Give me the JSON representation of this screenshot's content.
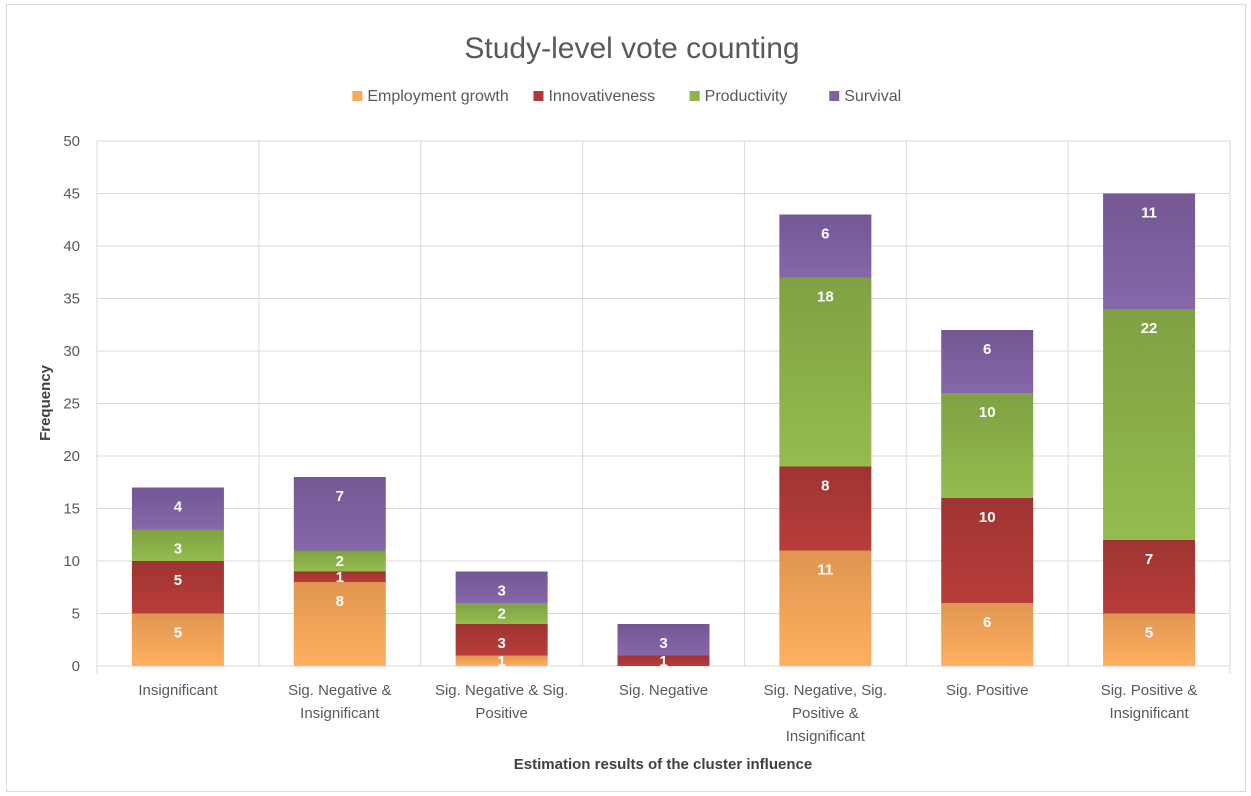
{
  "chart_data": {
    "type": "bar",
    "stacked": true,
    "title": "Study-level vote counting",
    "xlabel": "Estimation results of the cluster influence",
    "ylabel": "Frequency",
    "ylim": [
      0,
      50
    ],
    "yticks": [
      0,
      5,
      10,
      15,
      20,
      25,
      30,
      35,
      40,
      45,
      50
    ],
    "grid": true,
    "legend_position": "top",
    "categories": [
      [
        "Insignificant"
      ],
      [
        "Sig. Negative &",
        "Insignificant"
      ],
      [
        "Sig. Negative & Sig.",
        "Positive"
      ],
      [
        "Sig. Negative"
      ],
      [
        "Sig. Negative, Sig.",
        "Positive &",
        "Insignificant"
      ],
      [
        "Sig. Positive"
      ],
      [
        "Sig. Positive &",
        "Insignificant"
      ]
    ],
    "series": [
      {
        "name": "Employment growth",
        "color": "#f9a75a",
        "values": [
          5,
          8,
          1,
          0,
          11,
          6,
          5
        ],
        "labels": [
          "5",
          "8",
          "1",
          "",
          "11",
          "6",
          "5"
        ]
      },
      {
        "name": "Innovativeness",
        "color": "#b03a37",
        "values": [
          5,
          1,
          3,
          1,
          8,
          10,
          7
        ],
        "labels": [
          "5",
          "1",
          "3",
          "1",
          "8",
          "10",
          "7"
        ]
      },
      {
        "name": "Productivity",
        "color": "#8db34a",
        "values": [
          3,
          2,
          2,
          0,
          18,
          10,
          22
        ],
        "labels": [
          "3",
          "2",
          "2",
          "",
          "18",
          "10",
          "22"
        ]
      },
      {
        "name": "Survival",
        "color": "#8062a3",
        "values": [
          4,
          7,
          3,
          3,
          6,
          6,
          11
        ],
        "labels": [
          "4",
          "7",
          "3",
          "3",
          "6",
          "6",
          "11"
        ]
      }
    ]
  }
}
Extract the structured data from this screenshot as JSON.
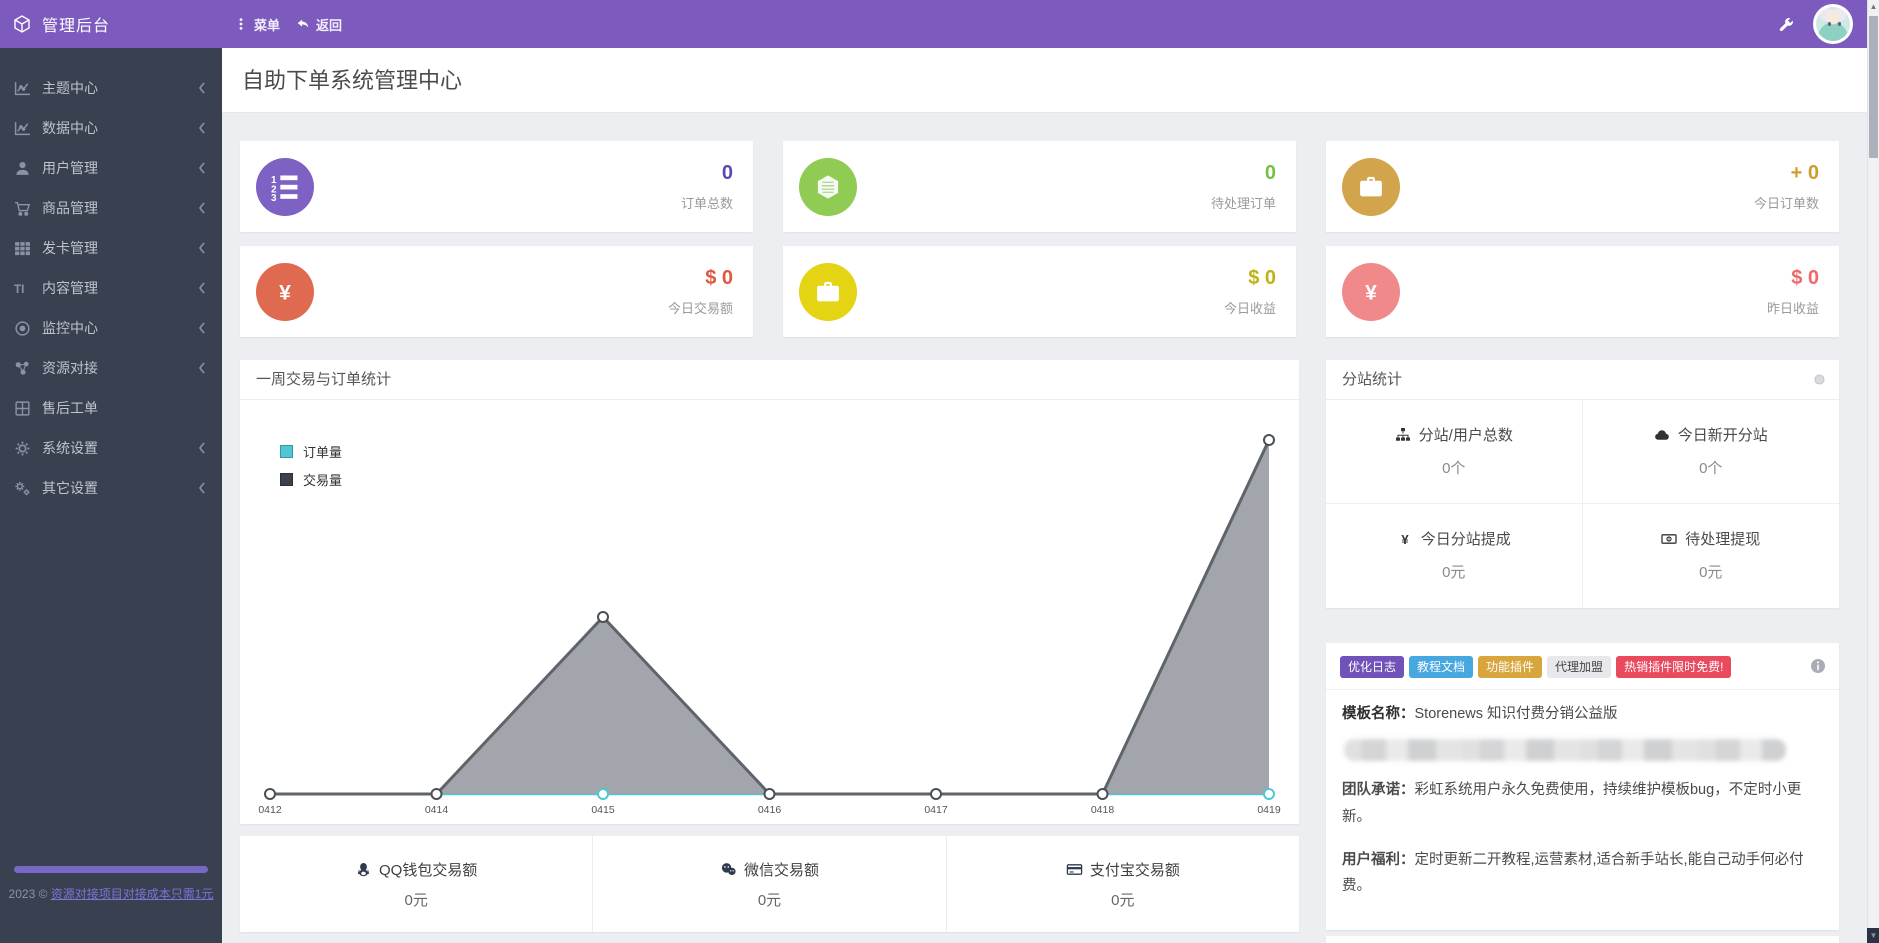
{
  "topbar": {
    "title": "管理后台",
    "logo_icon": "cube-icon",
    "menu_label": "菜单",
    "menu_icon": "dots-vertical-icon",
    "back_label": "返回",
    "back_icon": "back-arrow-icon",
    "wrench_icon": "wrench-icon",
    "accent_color": "#7d5bbe"
  },
  "page": {
    "title": "自助下单系统管理中心"
  },
  "sidebar": {
    "items": [
      {
        "label": "主题中心",
        "icon": "line-chart-icon",
        "chevron": true
      },
      {
        "label": "数据中心",
        "icon": "line-chart-icon",
        "chevron": true
      },
      {
        "label": "用户管理",
        "icon": "user-icon",
        "chevron": true
      },
      {
        "label": "商品管理",
        "icon": "cart-icon",
        "chevron": true
      },
      {
        "label": "发卡管理",
        "icon": "grid-icon",
        "chevron": true
      },
      {
        "label": "内容管理",
        "icon": "text-icon",
        "chevron": true
      },
      {
        "label": "监控中心",
        "icon": "target-icon",
        "chevron": true
      },
      {
        "label": "资源对接",
        "icon": "share-nodes-icon",
        "chevron": true
      },
      {
        "label": "售后工单",
        "icon": "grid-plus-icon",
        "chevron": false
      },
      {
        "label": "系统设置",
        "icon": "gear-icon",
        "chevron": true
      },
      {
        "label": "其它设置",
        "icon": "gears-icon",
        "chevron": true
      }
    ],
    "footer": {
      "year_text": "2023 ©",
      "link_text": "资源对接项目对接成本只需1元"
    }
  },
  "stat_cards": [
    {
      "value": "0",
      "label": "订单总数",
      "value_color": "#5b48b3",
      "icon": "ordered-list-icon",
      "icon_bg": "#7d62c4"
    },
    {
      "value": "0",
      "label": "待处理订单",
      "value_color": "#76c043",
      "icon": "hexagon-icon",
      "icon_bg": "#90cc53"
    },
    {
      "value": "+ 0",
      "label": "今日订单数",
      "value_color": "#cf9d2e",
      "icon": "briefcase-icon",
      "icon_bg": "#d2a44b"
    },
    {
      "value": "$ 0",
      "label": "今日交易额",
      "value_color": "#df5740",
      "icon": "yen-icon",
      "icon_bg": "#e06a50"
    },
    {
      "value": "$ 0",
      "label": "今日收益",
      "value_color": "#c0b215",
      "icon": "briefcase-icon",
      "icon_bg": "#e4d414"
    },
    {
      "value": "$ 0",
      "label": "昨日收益",
      "value_color": "#ee6a6a",
      "icon": "yen-icon",
      "icon_bg": "#f08a8a"
    }
  ],
  "chart_panel": {
    "title": "一周交易与订单统计"
  },
  "chart_data": {
    "type": "area",
    "title": "一周交易与订单统计",
    "x": [
      "0412",
      "0414",
      "0415",
      "0416",
      "0417",
      "0418",
      "0419"
    ],
    "series": [
      {
        "name": "订单量",
        "values": [
          0,
          0,
          0,
          0,
          0,
          0,
          0
        ],
        "line_color": "#4ec7d6",
        "legend_color": "#4ec7d6"
      },
      {
        "name": "交易量",
        "values": [
          0,
          0,
          1,
          0,
          0,
          0,
          2
        ],
        "line_color": "#5f646b",
        "fill_color": "#9da1a8",
        "legend_color": "#3b4148"
      }
    ],
    "ylim": [
      0,
      2.2
    ],
    "grid": false,
    "legend_position": "top-left"
  },
  "payment_stats": [
    {
      "icon": "qq-icon",
      "label": "QQ钱包交易额",
      "value": "0元"
    },
    {
      "icon": "wechat-icon",
      "label": "微信交易额",
      "value": "0元"
    },
    {
      "icon": "credit-card-icon",
      "label": "支付宝交易额",
      "value": "0元"
    }
  ],
  "substation_panel": {
    "title": "分站统计",
    "indicator_icon": "circle-indicator-icon",
    "cells": [
      {
        "icon": "sitemap-icon",
        "label": "分站/用户总数",
        "value": "0个"
      },
      {
        "icon": "cloud-icon",
        "label": "今日新开分站",
        "value": "0个"
      },
      {
        "icon": "yen-text-icon",
        "label": "今日分站提成",
        "value": "0元"
      },
      {
        "icon": "banknote-icon",
        "label": "待处理提现",
        "value": "0元"
      }
    ]
  },
  "info_panel": {
    "info_icon": "info-icon",
    "tags": [
      {
        "label": "优化日志",
        "bg": "#7152b8",
        "color": "#ffffff"
      },
      {
        "label": "教程文档",
        "bg": "#47a7e0",
        "color": "#ffffff"
      },
      {
        "label": "功能插件",
        "bg": "#d9a63e",
        "color": "#ffffff"
      },
      {
        "label": "代理加盟",
        "bg": "#e8e8ec",
        "color": "#444444"
      },
      {
        "label": "热销插件限时免费!",
        "bg": "#e94a5e",
        "color": "#ffffff"
      }
    ],
    "template_label": "模板名称：",
    "template_name": "Storenews 知识付费分销公益版",
    "promise_label": "团队承诺：",
    "promise_text": "彩虹系统用户永久免费使用，持续维护模板bug，不定时小更新。",
    "benefit_label": "用户福利：",
    "benefit_text": "定时更新二开教程,运营素材,适合新手站长,能自己动手何必付费。"
  }
}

-*-

* What the task asks *
Reproduce the records, all of them, word for word; omit the pictures.

* Exercise answer *
Give me the JSON representation of this screenshot's content.
{
  "chart_data": {
    "type": "bar",
    "stacked": true,
    "title": "Study-level vote counting",
    "xlabel": "Estimation results of the cluster influence",
    "ylabel": "Frequency",
    "ylim": [
      0,
      50
    ],
    "yticks": [
      0,
      5,
      10,
      15,
      20,
      25,
      30,
      35,
      40,
      45,
      50
    ],
    "grid": true,
    "legend_position": "top",
    "categories": [
      [
        "Insignificant"
      ],
      [
        "Sig. Negative &",
        "Insignificant"
      ],
      [
        "Sig. Negative & Sig.",
        "Positive"
      ],
      [
        "Sig. Negative"
      ],
      [
        "Sig. Negative, Sig.",
        "Positive &",
        "Insignificant"
      ],
      [
        "Sig. Positive"
      ],
      [
        "Sig. Positive &",
        "Insignificant"
      ]
    ],
    "series": [
      {
        "name": "Employment growth",
        "color": "#f9a75a",
        "values": [
          5,
          8,
          1,
          0,
          11,
          6,
          5
        ],
        "labels": [
          "5",
          "8",
          "1",
          "",
          "11",
          "6",
          "5"
        ]
      },
      {
        "name": "Innovativeness",
        "color": "#b03a37",
        "values": [
          5,
          1,
          3,
          1,
          8,
          10,
          7
        ],
        "labels": [
          "5",
          "1",
          "3",
          "1",
          "8",
          "10",
          "7"
        ]
      },
      {
        "name": "Productivity",
        "color": "#8db34a",
        "values": [
          3,
          2,
          2,
          0,
          18,
          10,
          22
        ],
        "labels": [
          "3",
          "2",
          "2",
          "",
          "18",
          "10",
          "22"
        ]
      },
      {
        "name": "Survival",
        "color": "#8062a3",
        "values": [
          4,
          7,
          3,
          3,
          6,
          6,
          11
        ],
        "labels": [
          "4",
          "7",
          "3",
          "3",
          "6",
          "6",
          "11"
        ]
      }
    ]
  }
}
Extract the structured data from this screenshot as JSON.
{
  "topbar": {
    "title": "管理后台",
    "logo_icon": "cube-icon",
    "menu_label": "菜单",
    "menu_icon": "dots-vertical-icon",
    "back_label": "返回",
    "back_icon": "back-arrow-icon",
    "wrench_icon": "wrench-icon",
    "accent_color": "#7d5bbe"
  },
  "page": {
    "title": "自助下单系统管理中心"
  },
  "sidebar": {
    "items": [
      {
        "label": "主题中心",
        "icon": "line-chart-icon",
        "chevron": true
      },
      {
        "label": "数据中心",
        "icon": "line-chart-icon",
        "chevron": true
      },
      {
        "label": "用户管理",
        "icon": "user-icon",
        "chevron": true
      },
      {
        "label": "商品管理",
        "icon": "cart-icon",
        "chevron": true
      },
      {
        "label": "发卡管理",
        "icon": "grid-icon",
        "chevron": true
      },
      {
        "label": "内容管理",
        "icon": "text-icon",
        "chevron": true
      },
      {
        "label": "监控中心",
        "icon": "target-icon",
        "chevron": true
      },
      {
        "label": "资源对接",
        "icon": "share-nodes-icon",
        "chevron": true
      },
      {
        "label": "售后工单",
        "icon": "grid-plus-icon",
        "chevron": false
      },
      {
        "label": "系统设置",
        "icon": "gear-icon",
        "chevron": true
      },
      {
        "label": "其它设置",
        "icon": "gears-icon",
        "chevron": true
      }
    ],
    "footer": {
      "year_text": "2023 ©",
      "link_text": "资源对接项目对接成本只需1元"
    }
  },
  "stat_cards": [
    {
      "value": "0",
      "label": "订单总数",
      "value_color": "#5b48b3",
      "icon": "ordered-list-icon",
      "icon_bg": "#7d62c4"
    },
    {
      "value": "0",
      "label": "待处理订单",
      "value_color": "#76c043",
      "icon": "hexagon-icon",
      "icon_bg": "#90cc53"
    },
    {
      "value": "+ 0",
      "label": "今日订单数",
      "value_color": "#cf9d2e",
      "icon": "briefcase-icon",
      "icon_bg": "#d2a44b"
    },
    {
      "value": "$ 0",
      "label": "今日交易额",
      "value_color": "#df5740",
      "icon": "yen-icon",
      "icon_bg": "#e06a50"
    },
    {
      "value": "$ 0",
      "label": "今日收益",
      "value_color": "#c0b215",
      "icon": "briefcase-icon",
      "icon_bg": "#e4d414"
    },
    {
      "value": "$ 0",
      "label": "昨日收益",
      "value_color": "#ee6a6a",
      "icon": "yen-icon",
      "icon_bg": "#f08a8a"
    }
  ],
  "chart_panel": {
    "title": "一周交易与订单统计"
  },
  "chart_data": {
    "type": "area",
    "title": "一周交易与订单统计",
    "x": [
      "0412",
      "0414",
      "0415",
      "0416",
      "0417",
      "0418",
      "0419"
    ],
    "series": [
      {
        "name": "订单量",
        "values": [
          0,
          0,
          0,
          0,
          0,
          0,
          0
        ],
        "line_color": "#4ec7d6",
        "legend_color": "#4ec7d6"
      },
      {
        "name": "交易量",
        "values": [
          0,
          0,
          1,
          0,
          0,
          0,
          2
        ],
        "line_color": "#5f646b",
        "fill_color": "#9da1a8",
        "legend_color": "#3b4148"
      }
    ],
    "ylim": [
      0,
      2.2
    ],
    "grid": false,
    "legend_position": "top-left"
  },
  "payment_stats": [
    {
      "icon": "qq-icon",
      "label": "QQ钱包交易额",
      "value": "0元"
    },
    {
      "icon": "wechat-icon",
      "label": "微信交易额",
      "value": "0元"
    },
    {
      "icon": "credit-card-icon",
      "label": "支付宝交易额",
      "value": "0元"
    }
  ],
  "substation_panel": {
    "title": "分站统计",
    "indicator_icon": "circle-indicator-icon",
    "cells": [
      {
        "icon": "sitemap-icon",
        "label": "分站/用户总数",
        "value": "0个"
      },
      {
        "icon": "cloud-icon",
        "label": "今日新开分站",
        "value": "0个"
      },
      {
        "icon": "yen-text-icon",
        "label": "今日分站提成",
        "value": "0元"
      },
      {
        "icon": "banknote-icon",
        "label": "待处理提现",
        "value": "0元"
      }
    ]
  },
  "info_panel": {
    "info_icon": "info-icon",
    "tags": [
      {
        "label": "优化日志",
        "bg": "#7152b8",
        "color": "#ffffff"
      },
      {
        "label": "教程文档",
        "bg": "#47a7e0",
        "color": "#ffffff"
      },
      {
        "label": "功能插件",
        "bg": "#d9a63e",
        "color": "#ffffff"
      },
      {
        "label": "代理加盟",
        "bg": "#e8e8ec",
        "color": "#444444"
      },
      {
        "label": "热销插件限时免费!",
        "bg": "#e94a5e",
        "color": "#ffffff"
      }
    ],
    "template_label": "模板名称：",
    "template_name": "Storenews 知识付费分销公益版",
    "promise_label": "团队承诺：",
    "promise_text": "彩虹系统用户永久免费使用，持续维护模板bug，不定时小更新。",
    "benefit_label": "用户福利：",
    "benefit_text": "定时更新二开教程,运营素材,适合新手站长,能自己动手何必付费。"
  }
}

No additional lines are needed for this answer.